[Records from a data source]
********************
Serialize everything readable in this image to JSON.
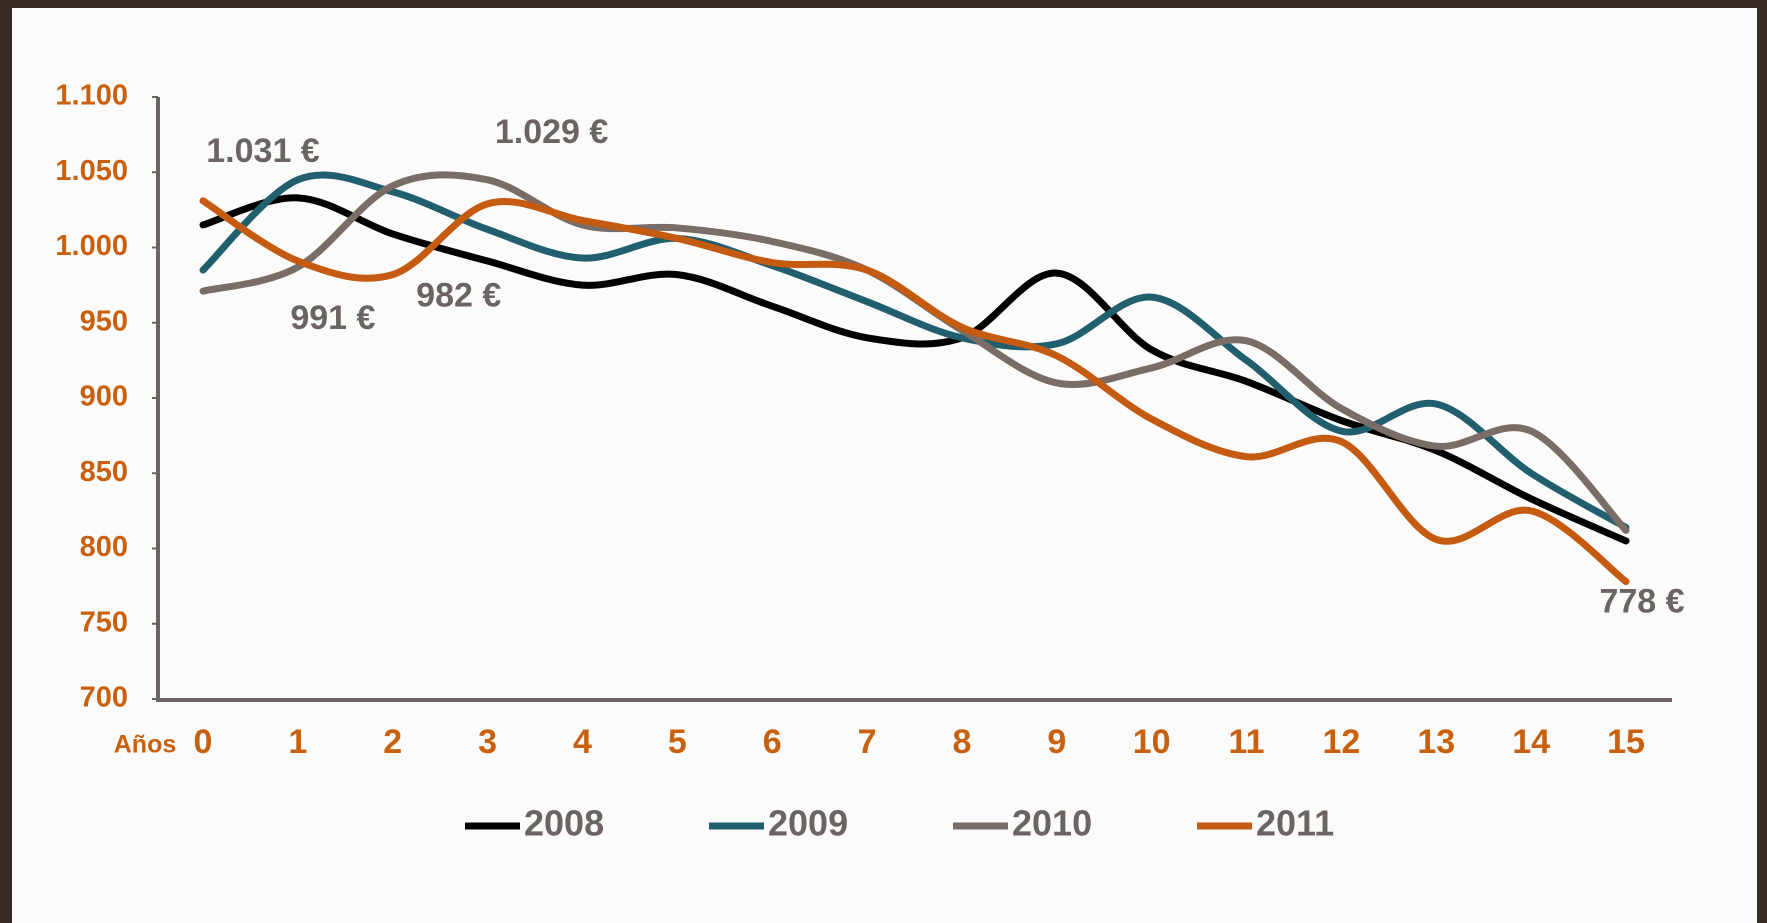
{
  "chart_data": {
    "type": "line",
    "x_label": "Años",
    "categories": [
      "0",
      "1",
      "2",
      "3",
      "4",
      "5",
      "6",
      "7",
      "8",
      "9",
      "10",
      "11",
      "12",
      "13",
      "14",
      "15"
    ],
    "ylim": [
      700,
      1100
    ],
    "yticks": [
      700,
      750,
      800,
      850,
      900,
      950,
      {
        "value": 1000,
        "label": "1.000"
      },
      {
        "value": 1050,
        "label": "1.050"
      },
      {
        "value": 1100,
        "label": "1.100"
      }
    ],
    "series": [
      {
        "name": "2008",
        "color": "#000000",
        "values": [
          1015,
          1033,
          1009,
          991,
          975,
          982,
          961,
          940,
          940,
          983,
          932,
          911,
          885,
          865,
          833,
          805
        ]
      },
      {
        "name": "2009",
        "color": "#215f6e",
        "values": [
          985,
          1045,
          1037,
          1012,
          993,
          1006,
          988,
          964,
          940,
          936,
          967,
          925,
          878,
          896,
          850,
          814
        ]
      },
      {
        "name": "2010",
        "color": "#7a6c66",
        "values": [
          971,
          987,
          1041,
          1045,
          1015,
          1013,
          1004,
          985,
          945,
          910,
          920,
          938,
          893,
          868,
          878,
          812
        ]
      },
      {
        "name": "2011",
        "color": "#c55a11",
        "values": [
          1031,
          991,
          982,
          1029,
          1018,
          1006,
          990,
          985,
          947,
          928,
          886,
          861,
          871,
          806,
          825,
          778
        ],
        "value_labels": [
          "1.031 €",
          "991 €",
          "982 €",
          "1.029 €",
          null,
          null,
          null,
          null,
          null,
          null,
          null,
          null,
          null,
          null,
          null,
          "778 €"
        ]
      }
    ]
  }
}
********************
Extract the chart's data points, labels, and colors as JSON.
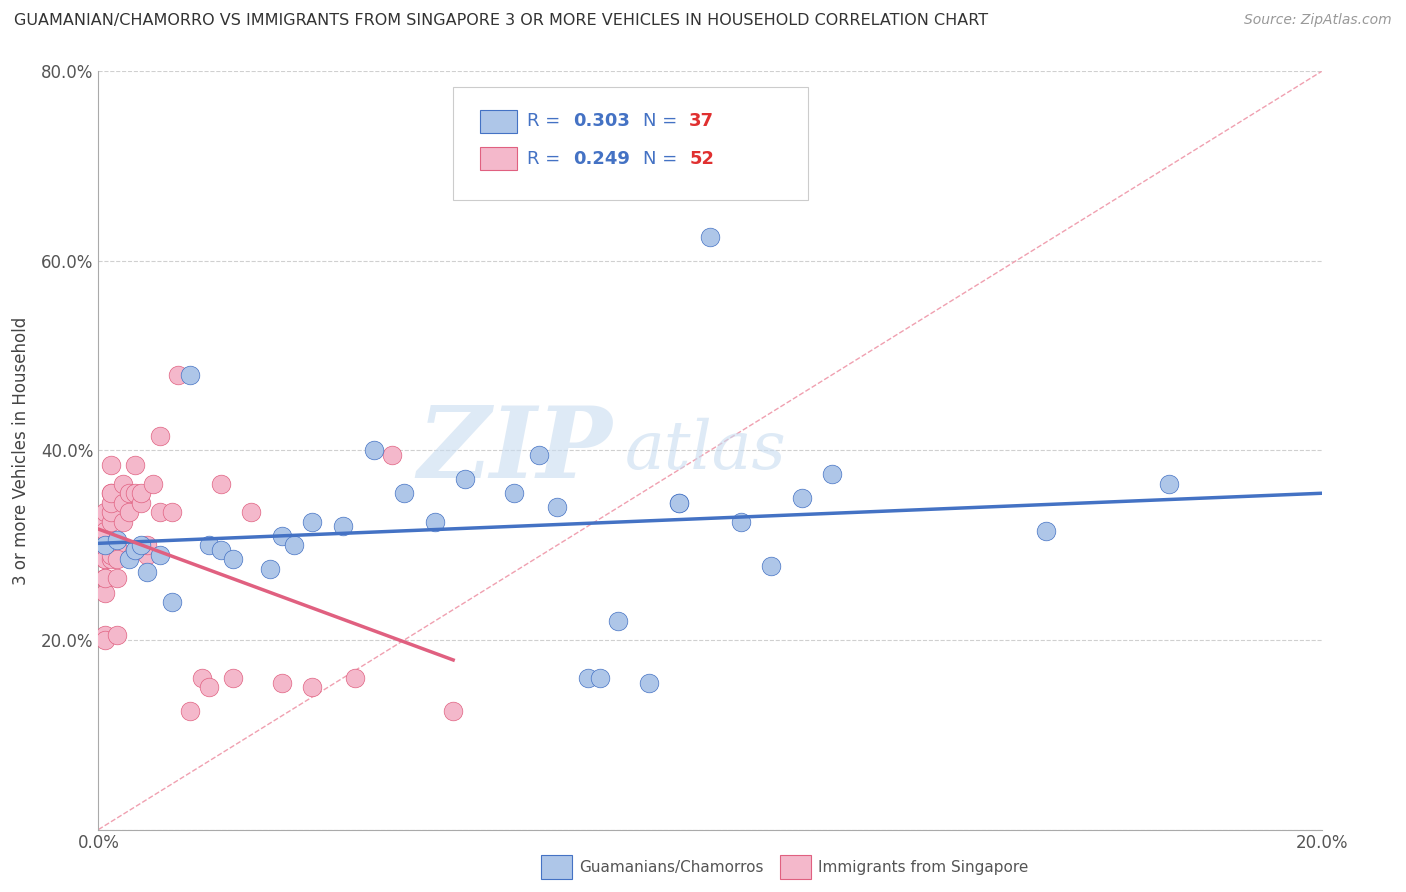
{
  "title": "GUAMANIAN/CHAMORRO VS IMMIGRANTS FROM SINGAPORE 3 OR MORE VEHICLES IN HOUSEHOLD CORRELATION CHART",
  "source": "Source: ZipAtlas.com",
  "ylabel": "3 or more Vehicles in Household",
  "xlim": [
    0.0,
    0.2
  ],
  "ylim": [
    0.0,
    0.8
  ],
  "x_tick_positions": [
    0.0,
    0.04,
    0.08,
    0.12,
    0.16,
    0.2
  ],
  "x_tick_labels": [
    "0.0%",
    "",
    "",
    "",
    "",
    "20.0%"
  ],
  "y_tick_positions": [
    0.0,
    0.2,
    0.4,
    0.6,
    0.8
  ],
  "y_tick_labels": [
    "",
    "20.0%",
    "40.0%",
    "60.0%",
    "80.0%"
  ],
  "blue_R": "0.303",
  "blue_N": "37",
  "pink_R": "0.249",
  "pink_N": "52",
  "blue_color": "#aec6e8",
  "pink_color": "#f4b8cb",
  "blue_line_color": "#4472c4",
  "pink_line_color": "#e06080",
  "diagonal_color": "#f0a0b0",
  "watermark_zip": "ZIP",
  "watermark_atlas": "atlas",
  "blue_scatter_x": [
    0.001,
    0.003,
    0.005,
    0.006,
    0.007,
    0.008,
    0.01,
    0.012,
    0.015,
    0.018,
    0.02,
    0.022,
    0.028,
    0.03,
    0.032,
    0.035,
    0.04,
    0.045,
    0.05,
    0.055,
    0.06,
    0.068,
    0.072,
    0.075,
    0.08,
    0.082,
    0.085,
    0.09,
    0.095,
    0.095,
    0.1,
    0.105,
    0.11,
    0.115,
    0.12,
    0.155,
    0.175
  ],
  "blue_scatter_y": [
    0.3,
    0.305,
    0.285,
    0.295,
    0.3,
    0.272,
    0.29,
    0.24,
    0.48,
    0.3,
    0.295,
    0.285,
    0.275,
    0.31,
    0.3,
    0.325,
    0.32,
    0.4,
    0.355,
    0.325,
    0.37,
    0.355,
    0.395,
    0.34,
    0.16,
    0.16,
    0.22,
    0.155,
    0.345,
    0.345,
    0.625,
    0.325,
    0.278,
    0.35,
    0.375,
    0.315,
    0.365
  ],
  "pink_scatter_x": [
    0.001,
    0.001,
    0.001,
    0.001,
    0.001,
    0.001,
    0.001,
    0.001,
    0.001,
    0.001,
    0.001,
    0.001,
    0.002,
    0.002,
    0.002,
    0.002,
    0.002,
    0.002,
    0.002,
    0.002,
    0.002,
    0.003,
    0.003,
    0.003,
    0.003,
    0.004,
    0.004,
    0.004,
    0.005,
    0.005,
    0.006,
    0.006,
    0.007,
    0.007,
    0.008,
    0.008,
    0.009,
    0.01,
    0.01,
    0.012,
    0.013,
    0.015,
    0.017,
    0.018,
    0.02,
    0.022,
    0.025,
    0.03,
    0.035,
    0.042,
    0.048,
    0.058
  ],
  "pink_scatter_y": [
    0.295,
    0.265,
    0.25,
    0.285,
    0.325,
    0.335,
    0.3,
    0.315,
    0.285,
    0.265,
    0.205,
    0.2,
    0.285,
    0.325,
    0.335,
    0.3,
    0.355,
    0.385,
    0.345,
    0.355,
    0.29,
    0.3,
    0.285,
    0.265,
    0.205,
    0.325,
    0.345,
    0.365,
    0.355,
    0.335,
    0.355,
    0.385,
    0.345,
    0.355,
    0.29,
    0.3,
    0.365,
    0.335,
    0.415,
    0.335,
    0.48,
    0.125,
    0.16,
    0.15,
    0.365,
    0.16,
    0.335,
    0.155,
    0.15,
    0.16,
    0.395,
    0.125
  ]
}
********************
Task details — What is the number of lines above that contain "name"? Answer with that number only.

Reply — 4